* Short exercise *
Render every line of the records below as a Markdown table with the columns Row and Line, numbering each non-blank line in order and leaving the pictures out.

* Material for this task *
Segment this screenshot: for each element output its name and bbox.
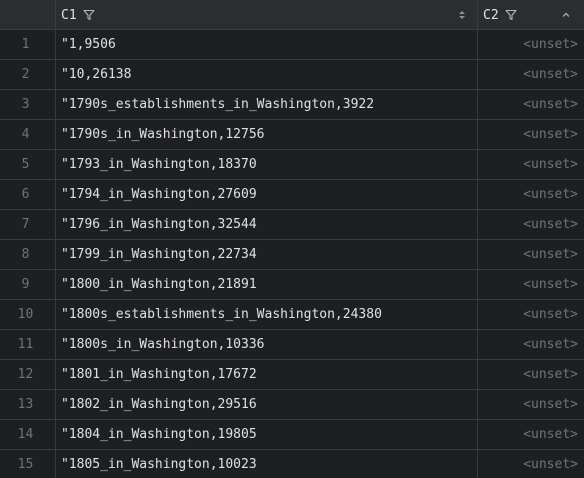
table-row[interactable]: 2 "10,26138 <unset> [0, 60, 584, 90]
row-number[interactable]: 12 [0, 360, 56, 389]
row-number[interactable]: 5 [0, 150, 56, 179]
column-header-c1[interactable]: C1 [56, 0, 478, 30]
row-number[interactable]: 3 [0, 90, 56, 119]
cell-c1[interactable]: "1800s_establishments_in_Washington,2438… [56, 300, 478, 329]
filter-icon[interactable] [504, 8, 518, 22]
sort-icon[interactable] [457, 8, 467, 22]
grid-body: 1 "1,9506 <unset> 2 "10,26138 <unset> 3 "1790s_… [0, 30, 584, 478]
table-row[interactable]: 6 "1794_in_Washington,27609 <unset> [0, 180, 584, 210]
cell-c1[interactable]: "1804_in_Washington,19805 [56, 420, 478, 449]
cell-c2[interactable]: <unset> [478, 210, 584, 239]
row-number[interactable]: 10 [0, 300, 56, 329]
table-row[interactable]: 14 "1804_in_Washington,19805 <unset> [0, 420, 584, 450]
column-header-c2-label: C2 [483, 7, 499, 23]
cell-c2[interactable]: <unset> [478, 60, 584, 89]
cell-c1[interactable]: "1801_in_Washington,17672 [56, 360, 478, 389]
table-row[interactable]: 4 "1790s_in_Washington,12756 <unset> [0, 120, 584, 150]
table-row[interactable]: 11 "1800s_in_Washington,10336 <unset> [0, 330, 584, 360]
cell-c2[interactable]: <unset> [478, 90, 584, 119]
cell-c1[interactable]: "1,9506 [56, 30, 478, 59]
cell-c2[interactable]: <unset> [478, 150, 584, 179]
row-number[interactable]: 7 [0, 210, 56, 239]
cell-c2[interactable]: <unset> [478, 330, 584, 359]
cell-c1[interactable]: "1802_in_Washington,29516 [56, 390, 478, 419]
cell-c1[interactable]: "1790s_in_Washington,12756 [56, 120, 478, 149]
filter-icon[interactable] [82, 8, 96, 22]
chevron-up-icon[interactable] [560, 9, 572, 21]
cell-c2[interactable]: <unset> [478, 360, 584, 389]
cell-c2[interactable]: <unset> [478, 390, 584, 419]
row-number[interactable]: 1 [0, 30, 56, 59]
table-row[interactable]: 7 "1796_in_Washington,32544 <unset> [0, 210, 584, 240]
cell-c2[interactable]: <unset> [478, 30, 584, 59]
cell-c1[interactable]: "1799_in_Washington,22734 [56, 240, 478, 269]
cell-c2[interactable]: <unset> [478, 450, 584, 478]
table-row[interactable]: 15 "1805_in_Washington,10023 <unset> [0, 450, 584, 478]
cell-c2[interactable]: <unset> [478, 300, 584, 329]
table-row[interactable]: 5 "1793_in_Washington,18370 <unset> [0, 150, 584, 180]
cell-c1[interactable]: "10,26138 [56, 60, 478, 89]
cell-c2[interactable]: <unset> [478, 180, 584, 209]
row-number[interactable]: 9 [0, 270, 56, 299]
cell-c2[interactable]: <unset> [478, 420, 584, 449]
table-row[interactable]: 3 "1790s_establishments_in_Washington,392… [0, 90, 584, 120]
cell-c1[interactable]: "1793_in_Washington,18370 [56, 150, 478, 179]
cell-c1[interactable]: "1800_in_Washington,21891 [56, 270, 478, 299]
row-number[interactable]: 15 [0, 450, 56, 478]
cell-c2[interactable]: <unset> [478, 240, 584, 269]
cell-c2[interactable]: <unset> [478, 270, 584, 299]
data-grid: C1 C2 1 "1,9506 <unset> 2 "10,26138 <unset> 3 "… [0, 0, 584, 478]
table-row[interactable]: 9 "1800_in_Washington,21891 <unset> [0, 270, 584, 300]
cell-c1[interactable]: "1790s_establishments_in_Washington,3922 [56, 90, 478, 119]
row-number[interactable]: 4 [0, 120, 56, 149]
column-header-c2[interactable]: C2 [478, 0, 584, 30]
cell-c1[interactable]: "1794_in_Washington,27609 [56, 180, 478, 209]
table-row[interactable]: 10 "1800s_establishments_in_Washington,24… [0, 300, 584, 330]
cell-c1[interactable]: "1805_in_Washington,10023 [56, 450, 478, 478]
row-number[interactable]: 14 [0, 420, 56, 449]
cell-c1[interactable]: "1800s_in_Washington,10336 [56, 330, 478, 359]
table-row[interactable]: 1 "1,9506 <unset> [0, 30, 584, 60]
cell-c2[interactable]: <unset> [478, 120, 584, 149]
row-number[interactable]: 13 [0, 390, 56, 419]
row-number[interactable]: 6 [0, 180, 56, 209]
row-number[interactable]: 11 [0, 330, 56, 359]
cell-c1[interactable]: "1796_in_Washington,32544 [56, 210, 478, 239]
row-number-header[interactable] [0, 0, 56, 30]
table-row[interactable]: 12 "1801_in_Washington,17672 <unset> [0, 360, 584, 390]
table-row[interactable]: 8 "1799_in_Washington,22734 <unset> [0, 240, 584, 270]
table-row[interactable]: 13 "1802_in_Washington,29516 <unset> [0, 390, 584, 420]
column-header-c1-label: C1 [61, 7, 77, 23]
row-number[interactable]: 8 [0, 240, 56, 269]
grid-header: C1 C2 [0, 0, 584, 30]
row-number[interactable]: 2 [0, 60, 56, 89]
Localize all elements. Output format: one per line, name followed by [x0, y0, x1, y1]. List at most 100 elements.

* Task response *
| Row | Line |
|---|---|
| 1 | Segment this screenshot: for each element output its name and bbox. |
| 2 | table-row[interactable]: 2 "10,26138 <unset> [0, 60, 584, 90] |
| 3 | row-number[interactable]: 12 [0, 360, 56, 389] |
| 4 | row-number[interactable]: 5 [0, 150, 56, 179] |
| 5 | column-header-c1[interactable]: C1 [56, 0, 478, 30] |
| 6 | row-number[interactable]: 3 [0, 90, 56, 119] |
| 7 | cell-c1[interactable]: "1800s_establishments_in_Washington,2438… [56, 300, 478, 329] |
| 8 | filter-icon[interactable] [504, 8, 518, 22] |
| 9 | sort-icon[interactable] [457, 8, 467, 22] |
| 10 | grid-body: 1 "1,9506 <unset> 2 "10,26138 <unset> 3 "1790s_… [0, 30, 584, 478] |
| 11 | table-row[interactable]: 6 "1794_in_Washington,27609 <unset> [0, 180, 584, 210] |
| 12 | cell-c1[interactable]: "1804_in_Washington,19805 [56, 420, 478, 449] |
| 13 | cell-c2[interactable]: <unset> [478, 210, 584, 239] |
| 14 | row-number[interactable]: 10 [0, 300, 56, 329] |
| 15 | table-row[interactable]: 14 "1804_in_Washington,19805 <unset> [0, 420, 584, 450] |
| 16 | column-header-c2-label: C2 [483, 7, 499, 23] |
| 17 | cell-c2[interactable]: <unset> [478, 60, 584, 89] |
| 18 | cell-c1[interactable]: "1801_in_Washington,17672 [56, 360, 478, 389] |
| 19 | table-row[interactable]: 4 "1790s_in_Washington,12756 <unset> [0, 120, 584, 150] |
| 20 | table-row[interactable]: 11 "1800s_in_Washington,10336 <unset> [0, 330, 584, 360] |
| 21 | cell-c2[interactable]: <unset> [478, 90, 584, 119] |
| 22 | cell-c1[interactable]: "1,9506 [56, 30, 478, 59] |
| 23 | cell-c2[interactable]: <unset> [478, 150, 584, 179] |
| 24 | row-number[interactable]: 7 [0, 210, 56, 239] |
| 25 | cell-c2[interactable]: <unset> [478, 330, 584, 359] |
| 26 | cell-c1[interactable]: "1802_in_Washington,29516 [56, 390, 478, 419] |
| 27 | cell-c1[interactable]: "1790s_in_Washington,12756 [56, 120, 478, 149] |
| 28 | filter-icon[interactable] [82, 8, 96, 22] |
| 29 | chevron-up-icon[interactable] [560, 9, 572, 21] |
| 30 | cell-c2[interactable]: <unset> [478, 360, 584, 389] |
| 31 | cell-c2[interactable]: <unset> [478, 390, 584, 419] |
| 32 | row-number[interactable]: 1 [0, 30, 56, 59] |
| 33 | table-row[interactable]: 7 "1796_in_Washington,32544 <unset> [0, 210, 584, 240] |
| 34 | cell-c2[interactable]: <unset> [478, 30, 584, 59] |
| 35 | cell-c1[interactable]: "1799_in_Washington,22734 [56, 240, 478, 269] |
| 36 | cell-c2[interactable]: <unset> [478, 450, 584, 478] |
| 37 | table-row[interactable]: 15 "1805_in_Washington,10023 <unset> [0, 450, 584, 478] |
| 38 | cell-c2[interactable]: <unset> [478, 300, 584, 329] |
| 39 | table-row[interactable]: 5 "1793_in_Washington,18370 <unset> [0, 150, 584, 180] |
| 40 | cell-c1[interactable]: "10,26138 [56, 60, 478, 89] |
| 41 | cell-c2[interactable]: <unset> [478, 180, 584, 209] |
| 42 | row-number[interactable]: 9 [0, 270, 56, 299] |
| 43 | cell-c2[interactable]: <unset> [478, 420, 584, 449] |
| 44 | table-row[interactable]: 3 "1790s_establishments_in_Washington,392… [0, 90, 584, 120] |
| 45 | cell-c1[interactable]: "1793_in_Washington,18370 [56, 150, 478, 179] |
| 46 | cell-c1[interactable]: "1800_in_Washington,21891 [56, 270, 478, 299] |
| 47 | row-number[interactable]: 15 [0, 450, 56, 478] |
| 48 | cell-c2[interactable]: <unset> [478, 240, 584, 269] |
| 49 | cell-c2[interactable]: <unset> [478, 270, 584, 299] |
| 50 | data-grid: C1 C2 1 "1,9506 <unset> 2 "10,26138 <unset> 3 "… [0, 0, 584, 478] |
| 51 | table-row[interactable]: 9 "1800_in_Washington,21891 <unset> [0, 270, 584, 300] |
| 52 | cell-c1[interactable]: "1790s_establishments_in_Washington,3922 [56, 90, 478, 119] |
| 53 | row-number[interactable]: 4 [0, 120, 56, 149] |
| 54 | column-header-c2[interactable]: C2 [478, 0, 584, 30] |
| 55 | cell-c1[interactable]: "1794_in_Washington,27609 [56, 180, 478, 209] |
| 56 | table-row[interactable]: 10 "1800s_establishments_in_Washington,24… [0, 300, 584, 330] |
| 57 | cell-c1[interactable]: "1805_in_Washington,10023 [56, 450, 478, 478] |
| 58 | row-number[interactable]: 14 [0, 420, 56, 449] |
| 59 | cell-c1[interactable]: "1800s_in_Washington,10336 [56, 330, 478, 359] |
| 60 | table-row[interactable]: 1 "1,9506 <unset> [0, 30, 584, 60] |
| 61 | cell-c2[interactable]: <unset> [478, 120, 584, 149] |
| 62 | row-number[interactable]: 13 [0, 390, 56, 419] |
| 63 | row-number[interactable]: 6 [0, 180, 56, 209] |
| 64 | row-number[interactable]: 11 [0, 330, 56, 359] |
| 65 | cell-c1[interactable]: "1796_in_Washington,32544 [56, 210, 478, 239] |
| 66 | row-number-header[interactable] [0, 0, 56, 30] |
| 67 | table-row[interactable]: 12 "1801_in_Washington,17672 <unset> [0, 360, 584, 390] |
| 68 | table-row[interactable]: 8 "1799_in_Washington,22734 <unset> [0, 240, 584, 270] |
| 69 | table-row[interactable]: 13 "1802_in_Washington,29516 <unset> [0, 390, 584, 420] |
| 70 | column-header-c1-label: C1 [61, 7, 77, 23] |
| 71 | row-number[interactable]: 8 [0, 240, 56, 269] |
| 72 | grid-header: C1 C2 [0, 0, 584, 30] |
| 73 | row-number[interactable]: 2 [0, 60, 56, 89] |
| 74 | Localize all elements. Output format: one per line, name followed by [x0, y0, x1, y1]. List at most 100 elements. |